● Task description:
All lines featuring the string "title" are to be listed.

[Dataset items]
□ □ □ □
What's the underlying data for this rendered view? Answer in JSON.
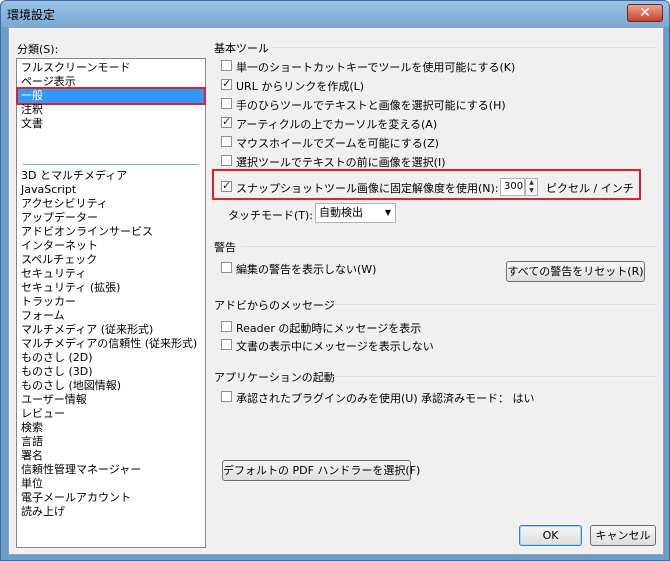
{
  "window": {
    "title": "環境設定",
    "close_glyph": "✕"
  },
  "categories": {
    "label": "分類(S):",
    "top_items": [
      "フルスクリーンモード",
      "ページ表示",
      "一般",
      "注釈",
      "文書"
    ],
    "selected": "一般",
    "items": [
      "3D とマルチメディア",
      "JavaScript",
      "アクセシビリティ",
      "アップデーター",
      "アドビオンラインサービス",
      "インターネット",
      "スペルチェック",
      "セキュリティ",
      "セキュリティ (拡張)",
      "トラッカー",
      "フォーム",
      "マルチメディア (従来形式)",
      "マルチメディアの信頼性 (従来形式)",
      "ものさし (2D)",
      "ものさし (3D)",
      "ものさし (地図情報)",
      "ユーザー情報",
      "レビュー",
      "検索",
      "言語",
      "署名",
      "信頼性管理マネージャー",
      "単位",
      "電子メールアカウント",
      "読み上げ"
    ]
  },
  "basic_tools": {
    "title": "基本ツール",
    "options": [
      {
        "label": "単一のショートカットキーでツールを使用可能にする(K)",
        "checked": false
      },
      {
        "label": "URL からリンクを作成(L)",
        "checked": true
      },
      {
        "label": "手のひらツールでテキストと画像を選択可能にする(H)",
        "checked": false
      },
      {
        "label": "アーティクルの上でカーソルを変える(A)",
        "checked": true
      },
      {
        "label": "マウスホイールでズームを可能にする(Z)",
        "checked": false
      },
      {
        "label": "選択ツールでテキストの前に画像を選択(I)",
        "checked": false
      }
    ],
    "snapshot": {
      "label": "スナップショットツール画像に固定解像度を使用(N):",
      "checked": true,
      "value": "300",
      "unit": "ピクセル / インチ"
    },
    "touch_mode": {
      "label": "タッチモード(T):",
      "value": "自動検出"
    }
  },
  "warnings": {
    "title": "警告",
    "option": {
      "label": "編集の警告を表示しない(W)",
      "checked": false
    },
    "reset_button": "すべての警告をリセット(R)"
  },
  "adobe_messages": {
    "title": "アドビからのメッセージ",
    "options": [
      {
        "label": "Reader の起動時にメッセージを表示",
        "checked": false
      },
      {
        "label": "文書の表示中にメッセージを表示しない",
        "checked": false
      }
    ]
  },
  "app_startup": {
    "title": "アプリケーションの起動",
    "option": {
      "label": "承認されたプラグインのみを使用(U)",
      "checked": false
    },
    "approved_mode": "承認済みモード： はい",
    "pdf_handler_button": "デフォルトの PDF ハンドラーを選択(F)"
  },
  "footer": {
    "ok": "OK",
    "cancel": "キャンセル"
  }
}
□ □ □ □
● Finished answer:
    "title": "環境設定",
    "title": "基本ツール",
    "title": "警告",
    "title": "アドビからのメッセージ",
    "title": "アプリケーションの起動",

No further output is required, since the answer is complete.